# What you have to do
Omit the pictures, please, and give each record below again exactly.
─── Input records
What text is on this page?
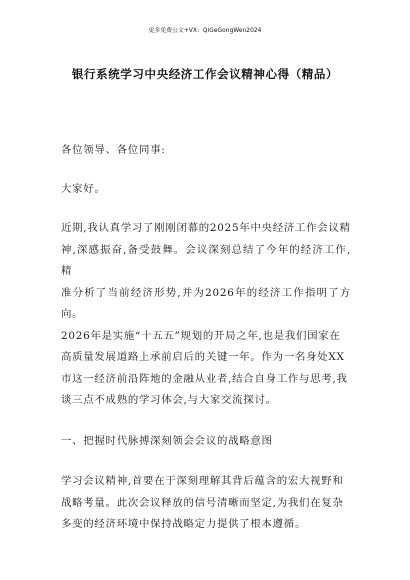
更多免费公文+VX：QiGeGongWen2024
银行系统学习中央经济工作会议精神心得（精品）

各位领导、各位同事:

大家好。

近期,我认真学习了刚刚闭幕的2025年中央经济工作会议精

神,深感振奋,备受鼓舞。会议深刻总结了今年的经济工作,精

准分析了当前经济形势,并为2026年的经济工作指明了方向。

2026年是实施“十五五”规划的开局之年,也是我们国家在

高质量发展道路上承前启后的关键一年。作为一名身处XX

市这一经济前沿阵地的金融从业者,结合自身工作与思考,我

谈三点不成熟的学习体会,与大家交流探讨。

一、把握时代脉搏深刻领会会议的战略意图

学习会议精神,首要在于深刻理解其背后蕴含的宏大视野和

战略考量。此次会议释放的信号清晰而坚定,为我们在复杂

多变的经济环境中保持战略定力提供了根本遵循。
──────
# Final result
What text is on this page?
更多免费公文+VX：QiGeGongWen2024
银行系统学习中央经济工作会议精神心得（精品）

各位领导、各位同事:

大家好。

近期,我认真学习了刚刚闭幕的2025年中央经济工作会议精

神,深感振奋,备受鼓舞。会议深刻总结了今年的经济工作,精

准分析了当前经济形势,并为2026年的经济工作指明了方向。

2026年是实施“十五五”规划的开局之年,也是我们国家在

高质量发展道路上承前启后的关键一年。作为一名身处XX

市这一经济前沿阵地的金融从业者,结合自身工作与思考,我

谈三点不成熟的学习体会,与大家交流探讨。

一、把握时代脉搏深刻领会会议的战略意图

学习会议精神,首要在于深刻理解其背后蕴含的宏大视野和

战略考量。此次会议释放的信号清晰而坚定,为我们在复杂

多变的经济环境中保持战略定力提供了根本遵循。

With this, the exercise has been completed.